The lines to extract begin at the line that contains "Enumerate this screenshot's" and run through the last line of the listing; reproduce them exactly, minus any pictures.

═══ SUPPLIED RECORDS ═══

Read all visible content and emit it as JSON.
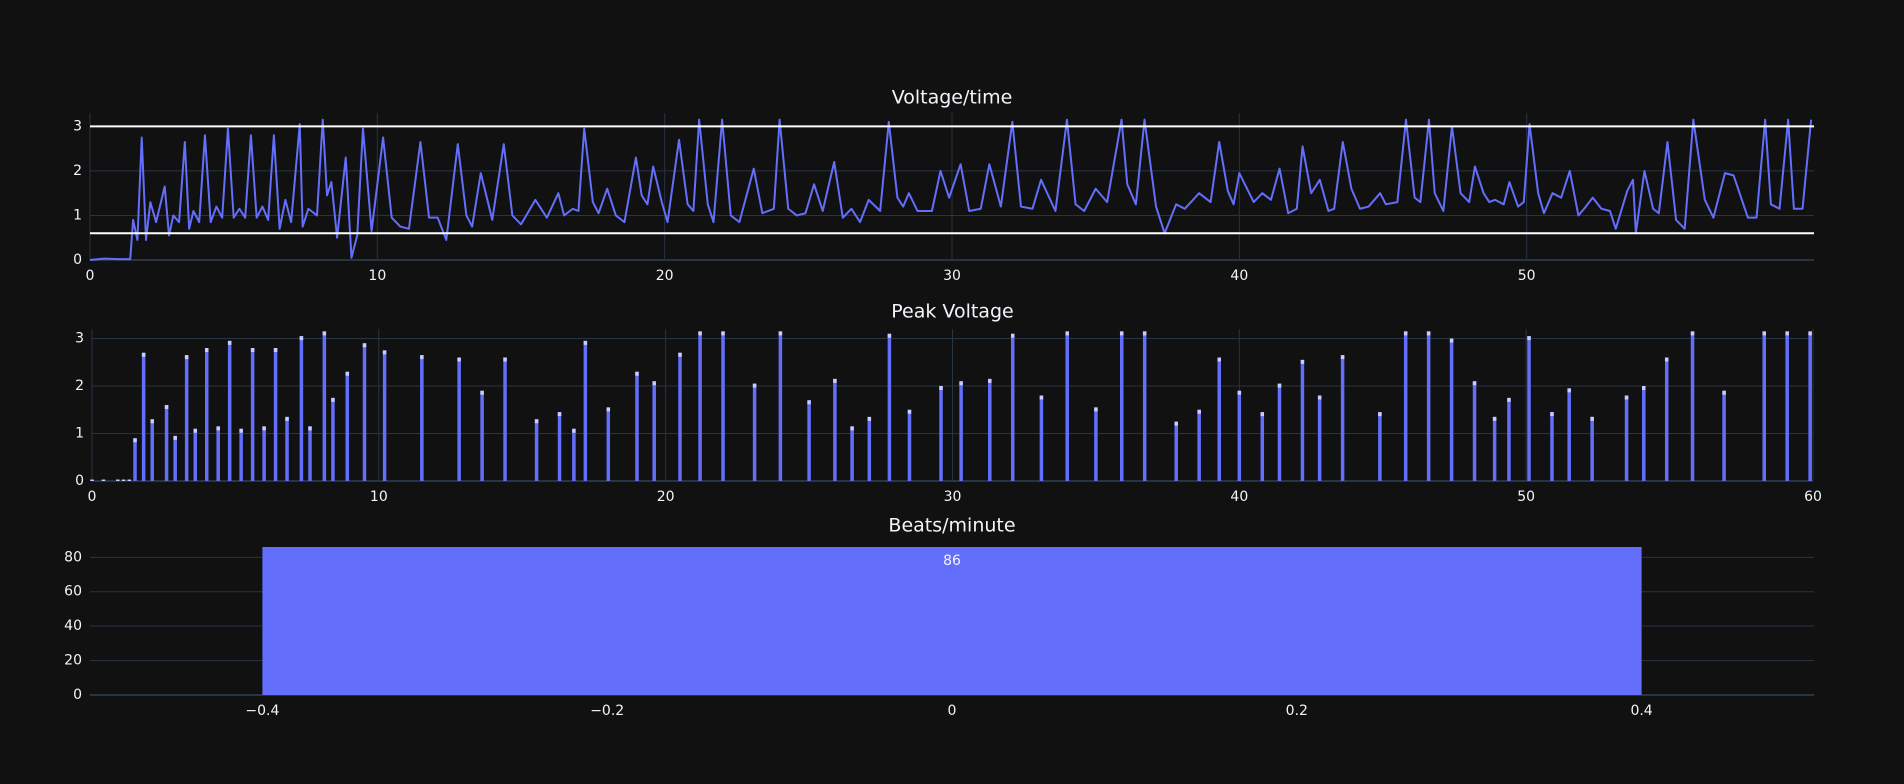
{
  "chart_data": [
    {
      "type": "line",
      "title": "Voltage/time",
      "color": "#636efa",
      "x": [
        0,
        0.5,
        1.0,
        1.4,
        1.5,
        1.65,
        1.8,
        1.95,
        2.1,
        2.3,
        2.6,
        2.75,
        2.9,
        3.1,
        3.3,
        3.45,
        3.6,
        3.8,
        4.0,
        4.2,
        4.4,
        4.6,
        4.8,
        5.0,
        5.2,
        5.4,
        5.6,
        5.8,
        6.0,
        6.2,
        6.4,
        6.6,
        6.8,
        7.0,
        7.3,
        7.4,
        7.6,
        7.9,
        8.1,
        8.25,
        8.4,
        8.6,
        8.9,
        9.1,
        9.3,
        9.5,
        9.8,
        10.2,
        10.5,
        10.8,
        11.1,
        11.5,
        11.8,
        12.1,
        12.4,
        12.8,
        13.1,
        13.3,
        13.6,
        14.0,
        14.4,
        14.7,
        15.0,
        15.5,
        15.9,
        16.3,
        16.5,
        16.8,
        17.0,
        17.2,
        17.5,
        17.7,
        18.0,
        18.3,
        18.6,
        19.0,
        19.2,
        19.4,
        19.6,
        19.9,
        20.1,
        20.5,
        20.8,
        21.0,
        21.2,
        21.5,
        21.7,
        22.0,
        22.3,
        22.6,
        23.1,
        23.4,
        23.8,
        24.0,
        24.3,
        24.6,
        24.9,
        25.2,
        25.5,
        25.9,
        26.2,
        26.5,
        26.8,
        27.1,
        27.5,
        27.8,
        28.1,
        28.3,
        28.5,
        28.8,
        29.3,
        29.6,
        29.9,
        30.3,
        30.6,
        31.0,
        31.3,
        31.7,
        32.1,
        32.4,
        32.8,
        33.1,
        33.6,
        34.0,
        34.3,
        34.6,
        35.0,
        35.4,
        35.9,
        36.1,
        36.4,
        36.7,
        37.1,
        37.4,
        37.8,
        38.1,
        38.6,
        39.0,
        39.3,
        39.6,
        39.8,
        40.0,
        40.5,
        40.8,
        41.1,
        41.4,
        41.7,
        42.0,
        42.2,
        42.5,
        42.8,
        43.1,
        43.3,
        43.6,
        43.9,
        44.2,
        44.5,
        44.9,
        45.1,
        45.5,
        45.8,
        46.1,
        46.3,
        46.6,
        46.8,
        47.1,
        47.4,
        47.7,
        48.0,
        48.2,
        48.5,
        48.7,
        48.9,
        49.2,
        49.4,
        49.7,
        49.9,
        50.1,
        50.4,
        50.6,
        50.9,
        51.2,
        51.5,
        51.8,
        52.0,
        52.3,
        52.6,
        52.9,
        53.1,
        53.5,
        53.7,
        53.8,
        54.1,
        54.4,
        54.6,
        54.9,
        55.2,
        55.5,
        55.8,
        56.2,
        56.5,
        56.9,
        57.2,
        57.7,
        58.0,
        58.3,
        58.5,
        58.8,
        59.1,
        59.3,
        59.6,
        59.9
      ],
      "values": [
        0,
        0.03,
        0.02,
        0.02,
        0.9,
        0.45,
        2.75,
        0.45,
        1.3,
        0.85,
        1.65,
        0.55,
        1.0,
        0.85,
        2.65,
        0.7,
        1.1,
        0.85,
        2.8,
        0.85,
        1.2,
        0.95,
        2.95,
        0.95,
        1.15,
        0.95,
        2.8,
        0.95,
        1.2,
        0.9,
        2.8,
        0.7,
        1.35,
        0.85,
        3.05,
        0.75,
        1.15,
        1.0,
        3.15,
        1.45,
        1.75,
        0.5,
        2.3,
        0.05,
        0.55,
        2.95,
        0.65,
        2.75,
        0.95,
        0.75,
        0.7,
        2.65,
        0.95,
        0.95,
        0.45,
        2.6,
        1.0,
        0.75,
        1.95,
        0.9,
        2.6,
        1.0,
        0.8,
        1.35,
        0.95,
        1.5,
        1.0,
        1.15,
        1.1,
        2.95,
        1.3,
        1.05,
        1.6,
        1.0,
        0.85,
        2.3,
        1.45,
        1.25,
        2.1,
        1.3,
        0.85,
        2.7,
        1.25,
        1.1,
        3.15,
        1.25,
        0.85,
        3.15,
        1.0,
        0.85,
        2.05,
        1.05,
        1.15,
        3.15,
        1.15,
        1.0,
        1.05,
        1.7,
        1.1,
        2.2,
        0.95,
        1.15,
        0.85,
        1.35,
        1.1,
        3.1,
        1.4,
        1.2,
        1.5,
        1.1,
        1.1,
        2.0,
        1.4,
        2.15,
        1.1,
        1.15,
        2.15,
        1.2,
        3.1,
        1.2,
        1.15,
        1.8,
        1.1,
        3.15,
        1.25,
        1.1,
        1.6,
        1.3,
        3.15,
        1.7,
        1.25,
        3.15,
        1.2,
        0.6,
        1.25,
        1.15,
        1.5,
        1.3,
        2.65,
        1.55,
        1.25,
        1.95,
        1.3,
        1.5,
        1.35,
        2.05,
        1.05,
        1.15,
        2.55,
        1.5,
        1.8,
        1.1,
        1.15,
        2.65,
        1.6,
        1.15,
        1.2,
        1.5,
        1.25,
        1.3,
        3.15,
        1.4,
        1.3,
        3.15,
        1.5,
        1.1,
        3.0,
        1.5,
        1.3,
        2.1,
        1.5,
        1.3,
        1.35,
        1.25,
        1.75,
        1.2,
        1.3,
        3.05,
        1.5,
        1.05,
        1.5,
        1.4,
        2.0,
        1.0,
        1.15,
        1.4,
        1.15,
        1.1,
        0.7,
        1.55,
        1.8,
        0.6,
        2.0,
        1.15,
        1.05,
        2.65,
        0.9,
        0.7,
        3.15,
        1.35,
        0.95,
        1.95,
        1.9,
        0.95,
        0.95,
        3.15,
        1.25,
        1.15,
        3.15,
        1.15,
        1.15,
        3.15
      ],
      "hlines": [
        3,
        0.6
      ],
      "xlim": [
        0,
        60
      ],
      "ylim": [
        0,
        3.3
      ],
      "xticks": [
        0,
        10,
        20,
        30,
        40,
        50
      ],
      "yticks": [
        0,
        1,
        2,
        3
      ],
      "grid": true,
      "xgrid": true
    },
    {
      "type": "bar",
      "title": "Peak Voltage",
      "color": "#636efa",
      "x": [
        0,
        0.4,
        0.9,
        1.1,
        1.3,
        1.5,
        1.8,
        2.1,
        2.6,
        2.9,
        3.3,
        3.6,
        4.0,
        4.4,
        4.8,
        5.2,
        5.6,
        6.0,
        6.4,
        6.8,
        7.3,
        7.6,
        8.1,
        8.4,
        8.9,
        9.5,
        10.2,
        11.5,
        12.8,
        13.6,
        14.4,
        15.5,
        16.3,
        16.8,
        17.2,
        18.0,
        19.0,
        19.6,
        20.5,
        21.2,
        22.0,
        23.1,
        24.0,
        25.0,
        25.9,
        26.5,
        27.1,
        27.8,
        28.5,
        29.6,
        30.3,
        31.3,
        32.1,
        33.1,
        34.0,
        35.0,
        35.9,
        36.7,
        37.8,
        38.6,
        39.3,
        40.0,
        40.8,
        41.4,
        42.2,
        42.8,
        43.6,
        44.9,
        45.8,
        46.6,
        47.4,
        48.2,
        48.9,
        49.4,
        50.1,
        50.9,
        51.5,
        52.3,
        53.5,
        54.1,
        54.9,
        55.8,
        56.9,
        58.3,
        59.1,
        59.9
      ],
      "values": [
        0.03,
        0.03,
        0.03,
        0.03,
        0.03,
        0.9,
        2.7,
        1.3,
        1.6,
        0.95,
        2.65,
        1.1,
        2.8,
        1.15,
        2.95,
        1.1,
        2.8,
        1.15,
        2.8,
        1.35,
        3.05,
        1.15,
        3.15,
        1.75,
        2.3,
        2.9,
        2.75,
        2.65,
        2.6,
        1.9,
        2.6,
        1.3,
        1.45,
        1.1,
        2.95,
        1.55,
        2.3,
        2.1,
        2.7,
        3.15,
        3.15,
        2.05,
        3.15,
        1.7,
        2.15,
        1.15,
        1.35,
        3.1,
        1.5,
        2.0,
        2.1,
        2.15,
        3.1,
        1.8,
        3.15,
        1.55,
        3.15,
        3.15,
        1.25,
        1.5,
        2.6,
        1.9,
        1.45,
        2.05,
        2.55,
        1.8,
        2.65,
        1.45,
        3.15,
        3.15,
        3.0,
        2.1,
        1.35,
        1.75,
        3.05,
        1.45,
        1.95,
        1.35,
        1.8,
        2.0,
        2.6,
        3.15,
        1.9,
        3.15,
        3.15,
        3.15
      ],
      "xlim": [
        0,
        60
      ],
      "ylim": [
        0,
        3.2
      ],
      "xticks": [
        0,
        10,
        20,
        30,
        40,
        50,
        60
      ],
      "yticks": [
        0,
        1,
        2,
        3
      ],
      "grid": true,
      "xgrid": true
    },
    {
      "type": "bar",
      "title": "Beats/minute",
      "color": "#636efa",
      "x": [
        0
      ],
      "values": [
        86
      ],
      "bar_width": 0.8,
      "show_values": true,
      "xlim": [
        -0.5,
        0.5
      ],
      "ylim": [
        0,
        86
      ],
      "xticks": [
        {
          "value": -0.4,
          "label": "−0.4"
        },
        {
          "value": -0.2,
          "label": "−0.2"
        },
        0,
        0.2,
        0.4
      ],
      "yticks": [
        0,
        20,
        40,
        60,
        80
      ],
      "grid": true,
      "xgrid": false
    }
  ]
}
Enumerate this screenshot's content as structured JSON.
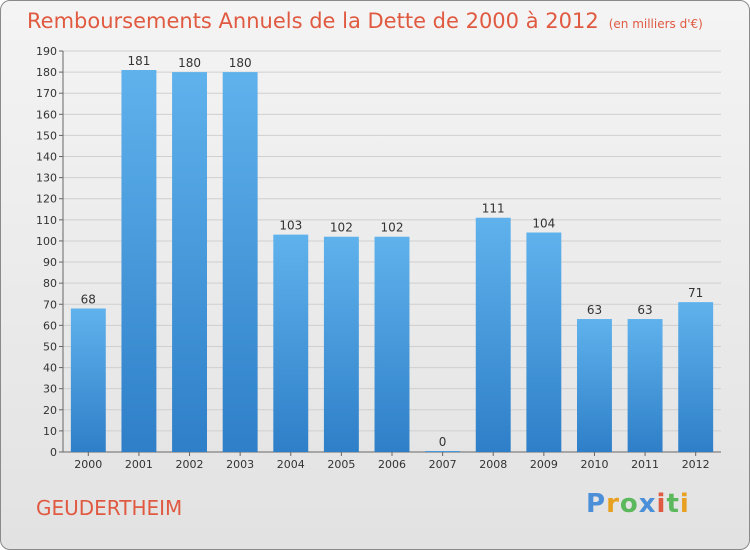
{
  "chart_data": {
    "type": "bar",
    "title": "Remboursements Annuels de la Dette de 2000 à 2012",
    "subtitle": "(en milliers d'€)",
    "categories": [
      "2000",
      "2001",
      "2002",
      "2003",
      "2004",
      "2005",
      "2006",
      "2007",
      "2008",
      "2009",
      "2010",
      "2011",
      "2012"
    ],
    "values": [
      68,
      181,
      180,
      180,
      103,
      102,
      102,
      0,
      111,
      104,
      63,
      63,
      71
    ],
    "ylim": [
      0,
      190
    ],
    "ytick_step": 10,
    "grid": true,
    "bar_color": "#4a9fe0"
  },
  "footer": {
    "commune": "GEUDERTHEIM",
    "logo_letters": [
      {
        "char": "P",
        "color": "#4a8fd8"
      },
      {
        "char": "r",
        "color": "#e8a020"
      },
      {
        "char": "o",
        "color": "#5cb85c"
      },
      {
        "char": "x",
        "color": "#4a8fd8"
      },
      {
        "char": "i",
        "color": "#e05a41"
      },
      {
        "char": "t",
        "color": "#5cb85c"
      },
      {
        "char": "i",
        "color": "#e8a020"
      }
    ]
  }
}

═══

## PROBLEM SOLUTION
Enumerate this screenshot's content as structured JSON.
{
  "chart_data": {
    "type": "bar",
    "title": "Remboursements Annuels de la Dette de 2000 à 2012",
    "subtitle": "(en milliers d'€)",
    "categories": [
      "2000",
      "2001",
      "2002",
      "2003",
      "2004",
      "2005",
      "2006",
      "2007",
      "2008",
      "2009",
      "2010",
      "2011",
      "2012"
    ],
    "values": [
      68,
      181,
      180,
      180,
      103,
      102,
      102,
      0,
      111,
      104,
      63,
      63,
      71
    ],
    "ylim": [
      0,
      190
    ],
    "ytick_step": 10,
    "grid": true,
    "bar_color": "#4a9fe0"
  },
  "footer": {
    "commune": "GEUDERTHEIM",
    "logo_letters": [
      {
        "char": "P",
        "color": "#4a8fd8"
      },
      {
        "char": "r",
        "color": "#e8a020"
      },
      {
        "char": "o",
        "color": "#5cb85c"
      },
      {
        "char": "x",
        "color": "#4a8fd8"
      },
      {
        "char": "i",
        "color": "#e05a41"
      },
      {
        "char": "t",
        "color": "#5cb85c"
      },
      {
        "char": "i",
        "color": "#e8a020"
      }
    ]
  }
}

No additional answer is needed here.